PROBLEM DETAILS. Write out all lines holding the word "frac".

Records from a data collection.
--- Begin ---

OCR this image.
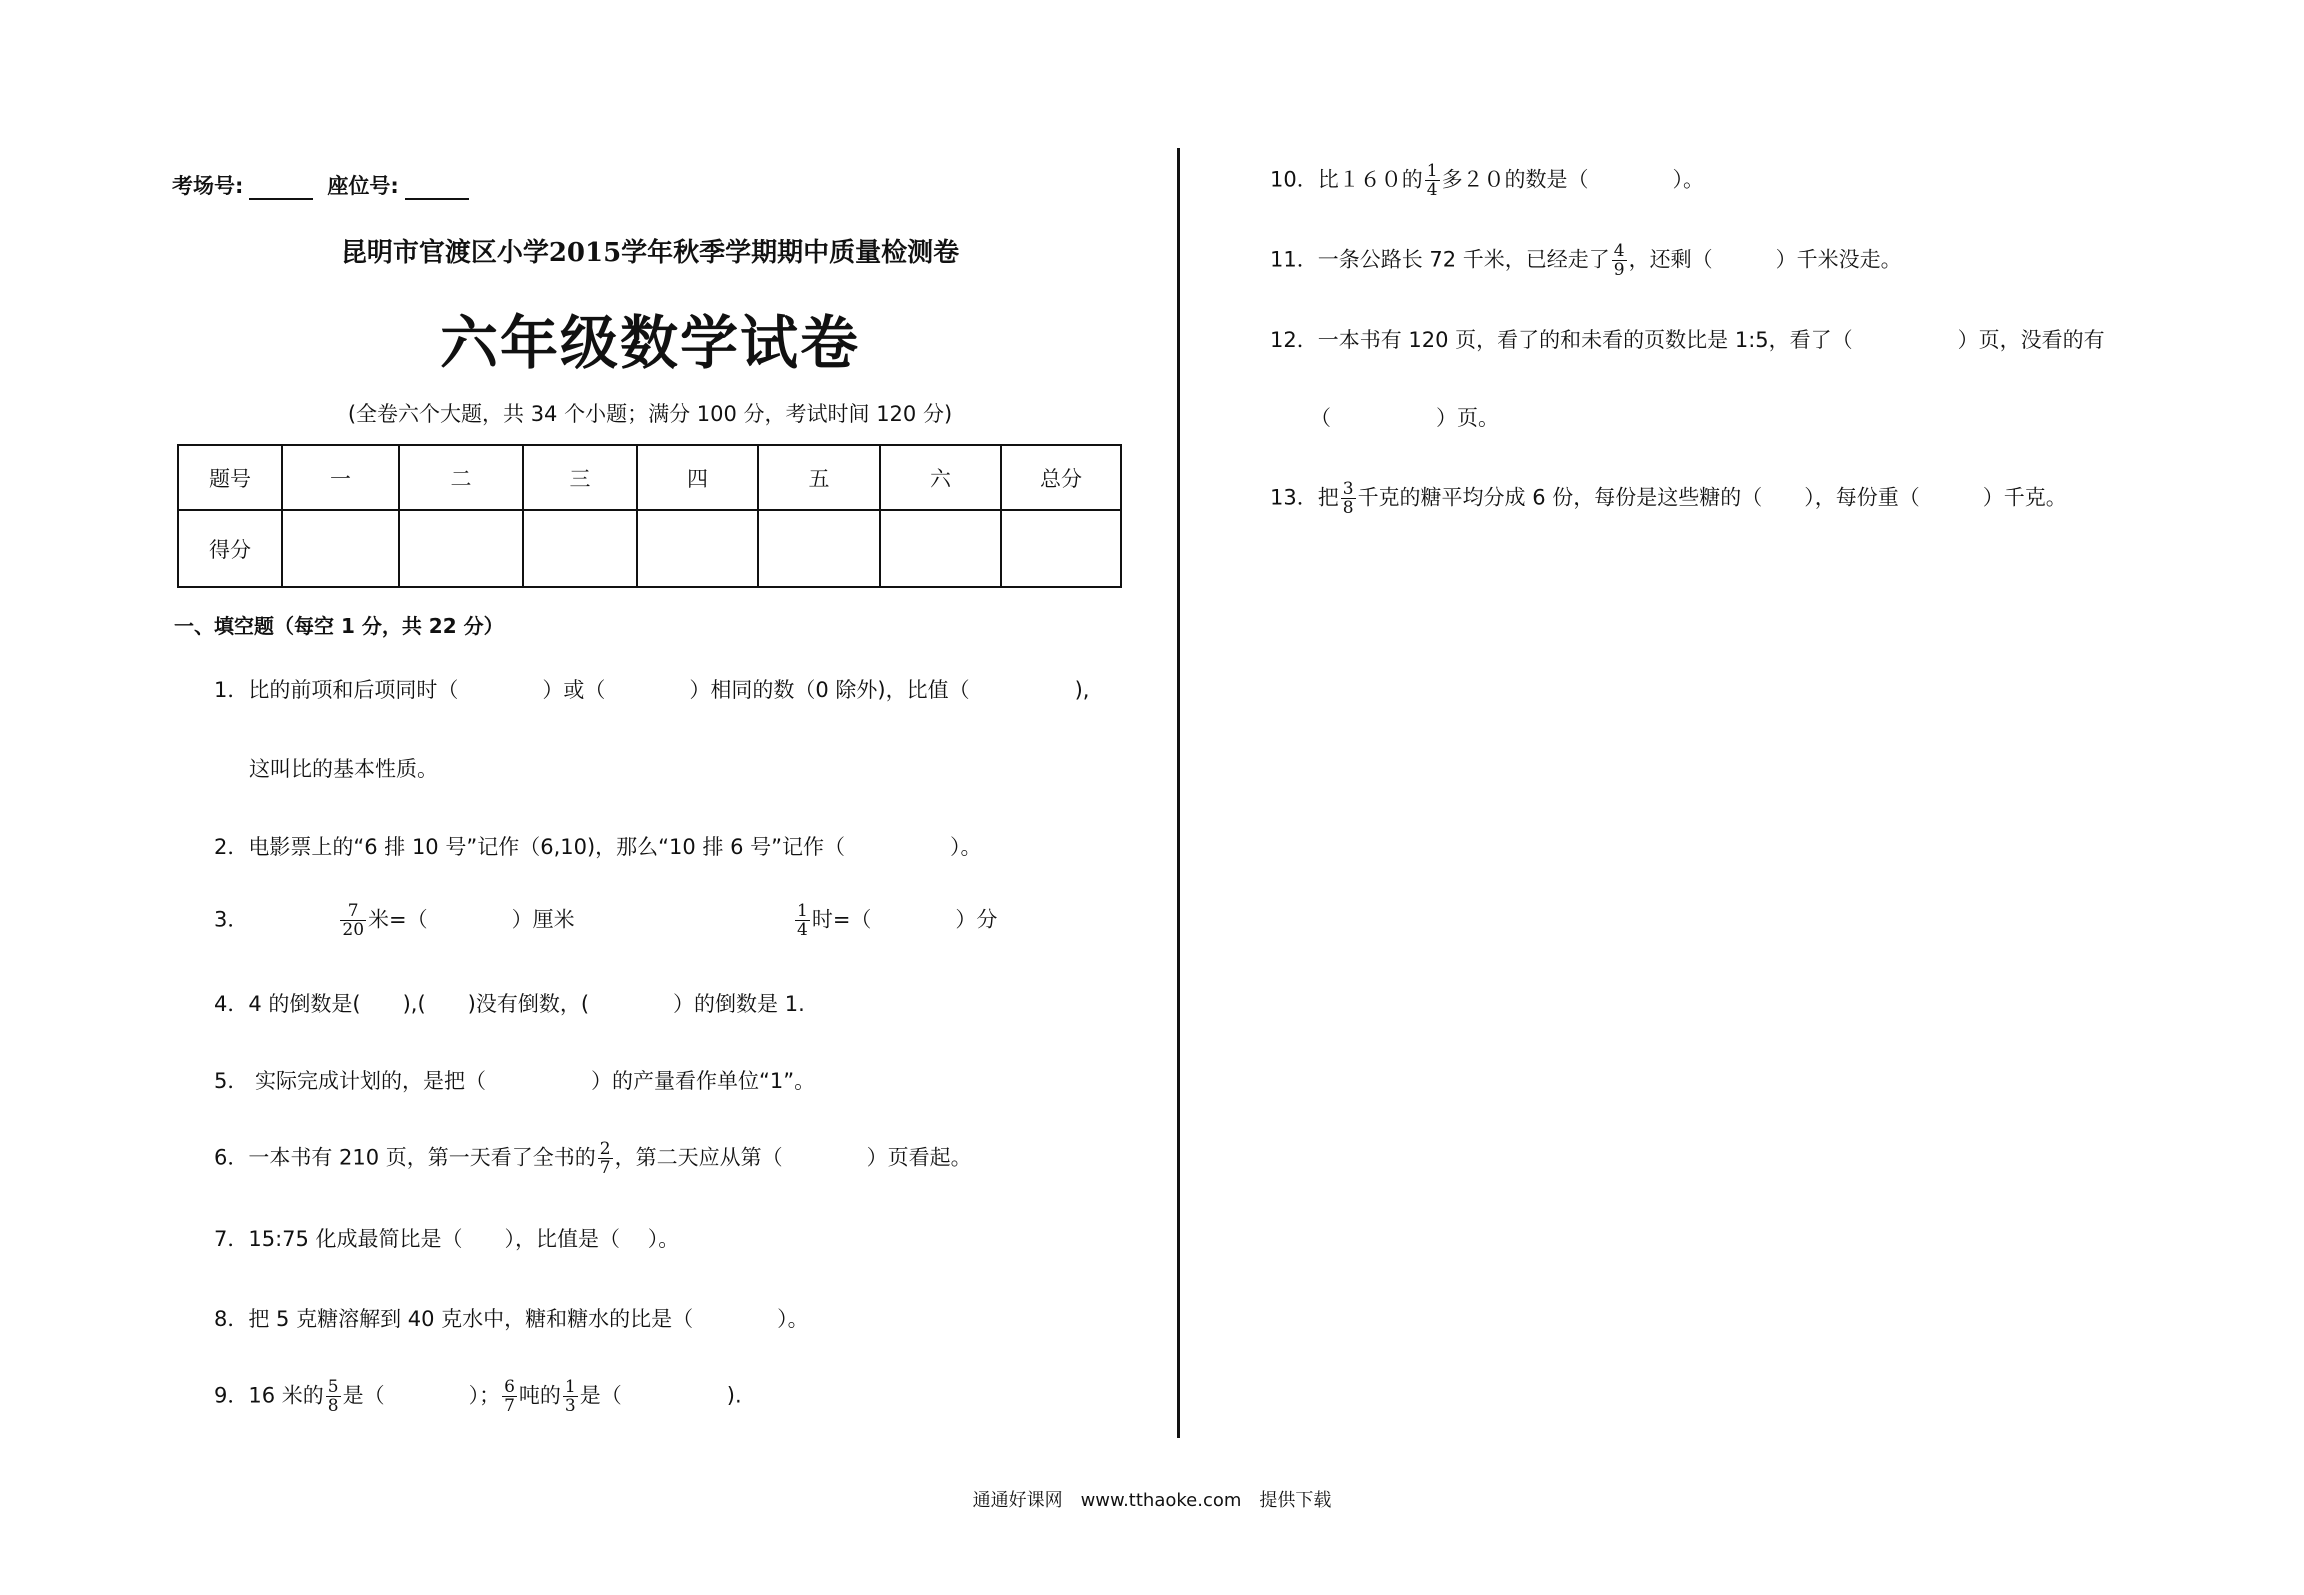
考场号:	座位号:
昆明市官渡区小学2015学年秋季学期期中质量检测卷
六年级数学试卷
(全卷六个大题，共 34 个小题；满分 100 分，考试时间 120 分)
题号	一	二	三	四	五	六	总分
得分							
一、填空题（每空 1 分，共 22 分）
1．比的前项和后项同时（　　　　）或（　　　　）相同的数（0 除外)，比值（　　　　　),
这叫比的基本性质。
2．电影票上的“6 排 10 号”记作（6,10)，那么“10 排 6 号”记作（　　　　　）。
3．	$\frac{7}{20}$ 米=（　　　　）厘米	$\frac{1}{4}$ 时=（　　　　）分
4．4 的倒数是(　　),(　　)没有倒数，(　　　　）的倒数是 1.
5． 实际完成计划的，是把（　　　　　）的产量看作单位“1”。
6．一本书有 210 页，第一天看了全书的 $\frac{2}{7}$ ，第二天应从第（　　　　）页看起。
7．15:75 化成最简比是（　　），比值是（　 ）。
8．把 5 克糖溶解到 40 克水中，糖和糖水的比是（　　　　）。
9．16 米的 $\frac{5}{8}$ 是（　　　　）； $\frac{6}{7}$ 吨的 $\frac{1}{3}$ 是（　　　　　).
10．比１６０的 $\frac{1}{4}$ 多２０的数是（　　　　）。
11．一条公路长 72 千米，已经走了 $\frac{4}{9}$ ，还剩（　　　）千米没走。
12．一本书有 120 页，看了的和未看的页数比是 1:5，看了（　　　　　）页，没看的有
（　　　　　）页。
13．把 $\frac{3}{8}$ 千克的糖平均分成 6 份，每份是这些糖的（　　），每份重（　　　）千克。
通通好课网　www.tthaoke.com　提供下载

--- End ---

ANSWER TO THIS PROBLEM.
3．	$\frac{7}{20}$ 米=（　　　　）厘米	$\frac{1}{4}$ 时=（　　　　）分
6．一本书有 210 页，第一天看了全书的 $\frac{2}{7}$ ，第二天应从第（　　　　）页看起。
9．16 米的 $\frac{5}{8}$ 是（　　　　）； $\frac{6}{7}$ 吨的 $\frac{1}{3}$ 是（　　　　　).
10．比１６０的 $\frac{1}{4}$ 多２０的数是（　　　　）。
11．一条公路长 72 千米，已经走了 $\frac{4}{9}$ ，还剩（　　　）千米没走。
13．把 $\frac{3}{8}$ 千克的糖平均分成 6 份，每份是这些糖的（　　），每份重（　　　）千克。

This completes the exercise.